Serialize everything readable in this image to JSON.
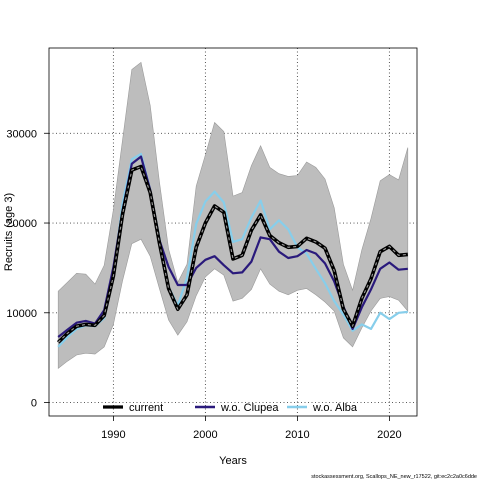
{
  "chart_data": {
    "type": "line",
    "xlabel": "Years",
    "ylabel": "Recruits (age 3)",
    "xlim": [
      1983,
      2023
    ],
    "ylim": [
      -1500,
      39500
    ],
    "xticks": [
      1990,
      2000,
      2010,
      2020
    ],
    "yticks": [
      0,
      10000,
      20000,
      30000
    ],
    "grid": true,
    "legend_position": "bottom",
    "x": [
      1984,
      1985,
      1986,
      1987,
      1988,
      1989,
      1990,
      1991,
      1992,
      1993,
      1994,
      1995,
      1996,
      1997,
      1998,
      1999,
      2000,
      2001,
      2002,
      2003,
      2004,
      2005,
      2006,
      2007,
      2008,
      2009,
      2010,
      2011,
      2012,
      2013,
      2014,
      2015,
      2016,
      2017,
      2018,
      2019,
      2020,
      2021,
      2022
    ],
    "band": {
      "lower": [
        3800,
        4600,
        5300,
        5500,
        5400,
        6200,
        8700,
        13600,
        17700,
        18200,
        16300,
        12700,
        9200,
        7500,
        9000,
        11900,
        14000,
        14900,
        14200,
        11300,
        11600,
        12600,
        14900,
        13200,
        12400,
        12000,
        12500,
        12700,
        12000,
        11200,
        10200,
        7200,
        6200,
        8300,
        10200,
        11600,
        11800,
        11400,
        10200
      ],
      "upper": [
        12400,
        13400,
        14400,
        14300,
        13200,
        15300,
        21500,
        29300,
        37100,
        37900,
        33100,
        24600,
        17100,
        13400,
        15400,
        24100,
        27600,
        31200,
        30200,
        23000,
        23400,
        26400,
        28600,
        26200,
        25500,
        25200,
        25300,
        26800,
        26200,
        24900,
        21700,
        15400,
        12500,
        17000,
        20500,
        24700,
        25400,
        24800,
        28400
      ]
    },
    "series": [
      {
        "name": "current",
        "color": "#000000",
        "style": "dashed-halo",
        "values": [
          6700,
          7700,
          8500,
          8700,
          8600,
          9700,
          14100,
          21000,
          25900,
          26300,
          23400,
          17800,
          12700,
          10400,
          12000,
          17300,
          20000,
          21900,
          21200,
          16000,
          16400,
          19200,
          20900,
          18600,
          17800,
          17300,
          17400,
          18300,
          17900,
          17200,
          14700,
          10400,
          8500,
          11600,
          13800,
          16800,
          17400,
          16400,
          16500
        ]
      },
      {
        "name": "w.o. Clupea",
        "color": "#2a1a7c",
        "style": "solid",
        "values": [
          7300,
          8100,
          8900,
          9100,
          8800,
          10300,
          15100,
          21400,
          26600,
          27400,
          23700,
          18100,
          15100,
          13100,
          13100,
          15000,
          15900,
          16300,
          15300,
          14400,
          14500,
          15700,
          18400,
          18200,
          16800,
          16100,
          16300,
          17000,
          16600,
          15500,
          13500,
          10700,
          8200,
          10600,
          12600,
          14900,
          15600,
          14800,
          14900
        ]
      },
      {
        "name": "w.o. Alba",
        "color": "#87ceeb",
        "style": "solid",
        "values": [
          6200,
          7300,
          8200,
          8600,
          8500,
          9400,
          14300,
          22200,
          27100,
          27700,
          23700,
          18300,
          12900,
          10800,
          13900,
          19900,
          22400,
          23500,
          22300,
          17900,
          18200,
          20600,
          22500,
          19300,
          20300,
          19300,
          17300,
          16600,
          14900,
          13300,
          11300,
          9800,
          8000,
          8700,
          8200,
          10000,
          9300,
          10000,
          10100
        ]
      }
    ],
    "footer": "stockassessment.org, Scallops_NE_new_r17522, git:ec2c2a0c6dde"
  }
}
++++++++++
Locate the lines above that hold the word "color". Show every one of them.

        "color": "#000000",
        "color": "#2a1a7c",
        "color": "#87ceeb",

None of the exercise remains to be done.